== THE REQUEST ==
Can you find the lines of the listing that include "trong" and copy every one?

== GIVEN RECORDS ==
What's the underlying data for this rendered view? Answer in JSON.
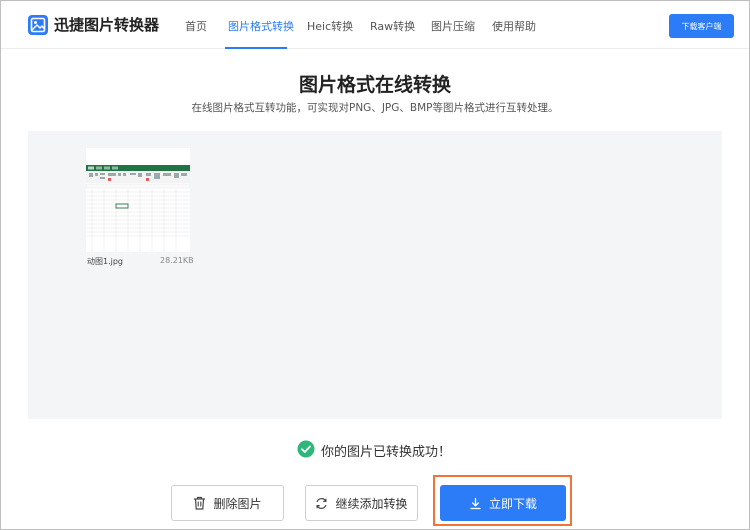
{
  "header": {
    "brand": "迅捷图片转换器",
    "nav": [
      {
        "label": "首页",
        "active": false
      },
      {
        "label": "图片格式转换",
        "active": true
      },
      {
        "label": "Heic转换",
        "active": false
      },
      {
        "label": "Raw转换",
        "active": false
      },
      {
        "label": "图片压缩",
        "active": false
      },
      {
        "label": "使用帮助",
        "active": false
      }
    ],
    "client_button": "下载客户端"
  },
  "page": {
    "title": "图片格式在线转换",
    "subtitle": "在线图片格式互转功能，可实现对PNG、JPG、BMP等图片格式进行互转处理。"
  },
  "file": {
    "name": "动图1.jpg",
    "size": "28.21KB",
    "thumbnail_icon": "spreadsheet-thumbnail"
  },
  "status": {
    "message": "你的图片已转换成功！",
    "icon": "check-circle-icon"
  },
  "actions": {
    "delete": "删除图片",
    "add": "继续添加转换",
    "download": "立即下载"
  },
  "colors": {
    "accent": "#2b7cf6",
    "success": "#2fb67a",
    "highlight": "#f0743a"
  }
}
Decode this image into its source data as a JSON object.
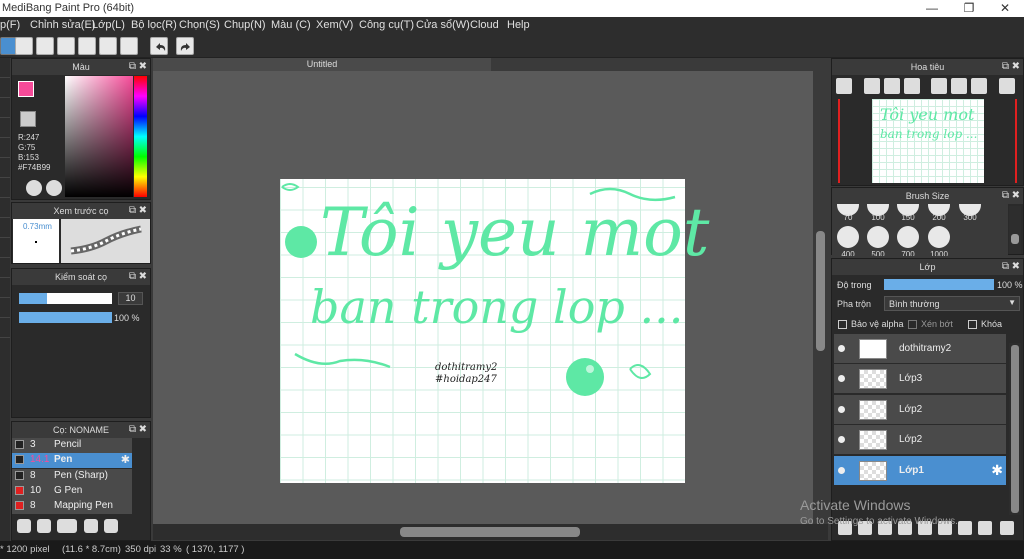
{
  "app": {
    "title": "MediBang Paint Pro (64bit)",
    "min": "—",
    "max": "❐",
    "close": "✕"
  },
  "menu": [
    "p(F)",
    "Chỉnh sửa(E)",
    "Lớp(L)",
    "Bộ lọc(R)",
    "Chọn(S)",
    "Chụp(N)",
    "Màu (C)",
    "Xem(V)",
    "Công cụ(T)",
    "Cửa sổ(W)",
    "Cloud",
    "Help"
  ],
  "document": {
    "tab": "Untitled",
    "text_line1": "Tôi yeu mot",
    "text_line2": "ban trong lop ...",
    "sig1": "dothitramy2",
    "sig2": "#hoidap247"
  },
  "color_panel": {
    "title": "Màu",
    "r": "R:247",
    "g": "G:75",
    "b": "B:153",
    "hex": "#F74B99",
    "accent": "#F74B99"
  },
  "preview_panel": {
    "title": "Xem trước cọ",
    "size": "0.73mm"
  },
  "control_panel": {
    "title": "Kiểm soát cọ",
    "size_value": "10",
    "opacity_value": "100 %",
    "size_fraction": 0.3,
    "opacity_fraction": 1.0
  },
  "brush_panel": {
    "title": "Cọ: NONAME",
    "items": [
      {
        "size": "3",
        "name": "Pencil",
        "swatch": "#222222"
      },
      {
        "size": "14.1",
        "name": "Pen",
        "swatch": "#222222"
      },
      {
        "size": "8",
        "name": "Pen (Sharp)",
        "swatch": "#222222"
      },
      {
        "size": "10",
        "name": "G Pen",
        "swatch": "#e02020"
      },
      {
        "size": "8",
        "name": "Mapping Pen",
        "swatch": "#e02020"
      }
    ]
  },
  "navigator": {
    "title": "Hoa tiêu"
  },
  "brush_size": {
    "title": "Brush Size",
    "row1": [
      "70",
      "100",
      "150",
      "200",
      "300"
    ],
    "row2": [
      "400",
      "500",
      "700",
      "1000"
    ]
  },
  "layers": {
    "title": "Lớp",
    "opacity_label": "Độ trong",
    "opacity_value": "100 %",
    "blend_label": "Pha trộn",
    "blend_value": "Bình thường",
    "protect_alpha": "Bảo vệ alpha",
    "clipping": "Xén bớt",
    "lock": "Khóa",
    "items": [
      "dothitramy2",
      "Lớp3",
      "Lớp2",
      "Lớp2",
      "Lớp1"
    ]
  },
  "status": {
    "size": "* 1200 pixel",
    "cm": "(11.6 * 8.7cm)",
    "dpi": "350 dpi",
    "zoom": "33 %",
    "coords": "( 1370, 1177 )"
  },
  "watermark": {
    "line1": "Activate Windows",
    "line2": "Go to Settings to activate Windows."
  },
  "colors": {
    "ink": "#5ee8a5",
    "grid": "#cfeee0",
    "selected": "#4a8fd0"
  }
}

...

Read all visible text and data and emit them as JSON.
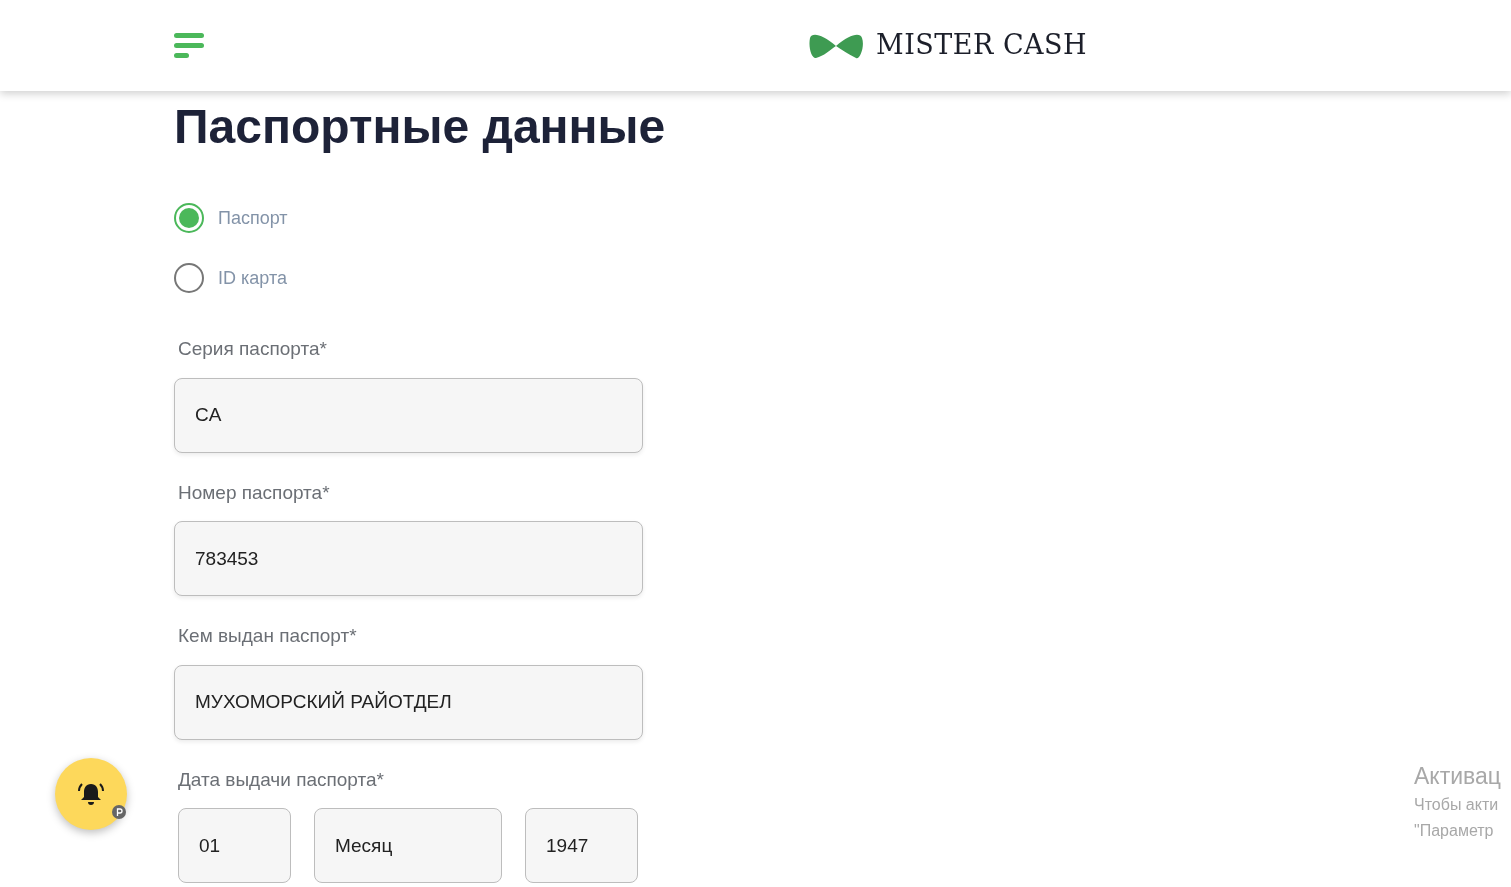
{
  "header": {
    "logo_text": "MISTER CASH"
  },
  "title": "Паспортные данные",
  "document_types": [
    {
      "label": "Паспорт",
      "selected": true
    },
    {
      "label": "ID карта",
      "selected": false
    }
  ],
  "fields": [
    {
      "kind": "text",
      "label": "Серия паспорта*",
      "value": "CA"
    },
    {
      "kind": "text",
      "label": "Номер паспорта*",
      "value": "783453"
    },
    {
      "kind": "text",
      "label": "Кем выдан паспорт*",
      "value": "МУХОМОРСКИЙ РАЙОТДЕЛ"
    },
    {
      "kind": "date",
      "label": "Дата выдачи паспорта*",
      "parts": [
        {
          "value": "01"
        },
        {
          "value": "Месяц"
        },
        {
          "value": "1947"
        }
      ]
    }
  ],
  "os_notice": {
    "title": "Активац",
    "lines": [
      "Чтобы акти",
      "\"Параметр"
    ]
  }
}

== RESULT ==
    "text_line2": "ban trong lop ...",
    "opacity_label": "Độ trong",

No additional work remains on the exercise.